FRAGMENTO DE TEXTO
En la época anterior también hubo pecado, sin duda; pero allí estaban los Jueces como apóstoles enviados por el
Señor para corregir, instruir y guiar al pueblo. Esto se desprende claramente del texto de 1 S. 12:12, donde
Samuel tiene que recordar al pueblo cuál es el origen de sus derrotas y fracasos.
Se refleja el ánimo de aquellos tiempos, cuando habitaron confiados bajo la protección del Altísimo, ya que nadie
podía quitarles lo que el Señor les había dado. Pero ahora, después de haber optado por ser como cualquiera de
las demás naciones, se hallaban como desnudos, a la intemperie, como desprotegidos y abandonados, si bien el
Señor bendito en su gracia y misericordia nunca dejó de ser Dios de Israel para todas las naciones.
Es más que evidente que en ese momento de la historia de Israel, la monarquía materializa todas las tensiones
entre la voluntad del hombre y la de Dios. Esa es la fuerza que motiva toda la historia para la enseñanza de las
siguientes generaciones, hasta nuestros días.
Tengamos muy presente que la nación había sido elegida mucho antes que un rey humano empezara a
gobernarla. Es en este periodo cuando se recopilan los escritos de Moisés y Josué: La Creación, la corrupción
de la humanidad, el Diluvio, la dispersión de los constructores de Babel. Esta es la visión universal de Génesis:
Desde la Creación hasta la Confusión de las Lenguas. Se nos presenta una humanidad monoteísta. El hombre
se rebela y se le castiga. La rebelión llega a su punto culminante con el surgimiento de la idolatría. El hombre se
diferencia en nacionalidades, olvida a Dios y se erige dioses de piedra y de madera, pretendidos protectores de
los intereses particulares de las naciones y tribus.
Sin embargo, el monoteísmo se conservó entre unos pocos, como los Patriarcas, Melquisedec, y pocos más, que
formaron ese remanente que nunca dejó de ser a través de los tiempos. La llegada de Moisés introduce el tercer
periodo: La concesión del monoteísmo a un grupo nacional: Israel, elegido entre todos los pueblos idólatras por la
gracia de Dios. Un cuadro histórico tan grande demuestra claramente que se trata de un pueblo que está
buscando su lugar en la historia del mundo: Una nación, no una dinastía; no un reino, no una religión
organizada.La monarquía de Israel no surgió por extensión de monarquías tribales anteriores, ni fue resultado de
guerras civiles, ni de la dominación de una tribu sobre las demás, sino por la rebeldía del pueblo ante Dios, y el
desencadenante fue la corrupción de Jueces ordenados por los hombres, pero carentes de la unción divina.

Registros de la ubicación de los elementos
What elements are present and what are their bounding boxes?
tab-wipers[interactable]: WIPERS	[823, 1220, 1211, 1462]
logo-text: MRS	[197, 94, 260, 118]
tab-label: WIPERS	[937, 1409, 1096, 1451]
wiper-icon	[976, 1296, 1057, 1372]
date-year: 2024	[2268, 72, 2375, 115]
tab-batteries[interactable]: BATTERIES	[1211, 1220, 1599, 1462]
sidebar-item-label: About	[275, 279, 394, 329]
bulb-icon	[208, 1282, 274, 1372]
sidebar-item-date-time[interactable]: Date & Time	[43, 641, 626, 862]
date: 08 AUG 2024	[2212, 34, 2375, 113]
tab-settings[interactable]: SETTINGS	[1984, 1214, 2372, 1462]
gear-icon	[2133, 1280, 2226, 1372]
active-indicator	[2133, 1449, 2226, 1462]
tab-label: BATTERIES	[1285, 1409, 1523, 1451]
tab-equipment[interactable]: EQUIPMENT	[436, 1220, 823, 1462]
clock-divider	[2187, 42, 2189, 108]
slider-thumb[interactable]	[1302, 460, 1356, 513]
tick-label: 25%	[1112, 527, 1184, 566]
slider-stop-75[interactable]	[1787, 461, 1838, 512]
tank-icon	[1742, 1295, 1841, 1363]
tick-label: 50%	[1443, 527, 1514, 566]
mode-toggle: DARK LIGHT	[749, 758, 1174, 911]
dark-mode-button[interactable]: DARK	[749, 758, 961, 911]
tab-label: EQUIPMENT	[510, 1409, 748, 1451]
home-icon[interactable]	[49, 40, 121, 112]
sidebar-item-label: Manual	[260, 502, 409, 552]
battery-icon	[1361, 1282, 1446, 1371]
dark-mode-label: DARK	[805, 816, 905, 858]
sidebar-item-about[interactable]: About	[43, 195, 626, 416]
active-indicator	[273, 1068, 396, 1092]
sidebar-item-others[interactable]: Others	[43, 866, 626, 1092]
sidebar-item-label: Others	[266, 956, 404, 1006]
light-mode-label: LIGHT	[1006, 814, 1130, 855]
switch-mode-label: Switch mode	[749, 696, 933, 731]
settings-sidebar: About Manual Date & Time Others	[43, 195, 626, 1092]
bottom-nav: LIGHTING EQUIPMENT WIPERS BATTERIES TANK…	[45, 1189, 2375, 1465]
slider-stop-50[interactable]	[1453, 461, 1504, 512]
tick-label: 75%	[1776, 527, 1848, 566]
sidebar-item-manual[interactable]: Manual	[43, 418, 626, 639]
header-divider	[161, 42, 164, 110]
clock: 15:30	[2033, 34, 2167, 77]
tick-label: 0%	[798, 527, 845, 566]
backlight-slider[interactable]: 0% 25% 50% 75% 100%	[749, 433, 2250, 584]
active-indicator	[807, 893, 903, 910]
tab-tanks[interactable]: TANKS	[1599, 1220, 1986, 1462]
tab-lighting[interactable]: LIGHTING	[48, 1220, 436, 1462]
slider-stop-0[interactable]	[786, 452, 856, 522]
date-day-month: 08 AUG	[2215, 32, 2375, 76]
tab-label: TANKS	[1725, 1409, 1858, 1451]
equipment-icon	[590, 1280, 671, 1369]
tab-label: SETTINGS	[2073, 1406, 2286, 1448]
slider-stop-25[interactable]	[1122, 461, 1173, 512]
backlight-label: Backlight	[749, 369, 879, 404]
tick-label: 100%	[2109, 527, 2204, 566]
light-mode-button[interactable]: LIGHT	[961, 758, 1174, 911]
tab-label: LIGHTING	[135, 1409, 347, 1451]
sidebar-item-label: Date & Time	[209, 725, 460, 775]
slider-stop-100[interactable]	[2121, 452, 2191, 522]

RETO 1
Por favor, reescribe el fragmento desde "En la época" hasta "derrotas y fracasos.", cambiando "Jueces" por "caudillos".
RETO 2
Según el fragmento, ¿cuál fue el desencadenante del surgimiento de la monarquía de Israel?
Responde basándote solo en el fragmento.

RESPUESTA ESCRITA 1
En la época anterior también hubo pecado, sin duda; pero allí estaban los caudillos como apóstoles enviados por el
Señor para corregir, instruir y guiar al pueblo. Esto se desprende claramente del texto de 1 S. 12:12, donde
Samuel tiene que recordar al pueblo cuál es el origen de sus derrotas y fracasos.

RESPUESTA ESCRITA 2
La corrupción de Jueces ordenados por los hombres, pero carentes de la unción divina.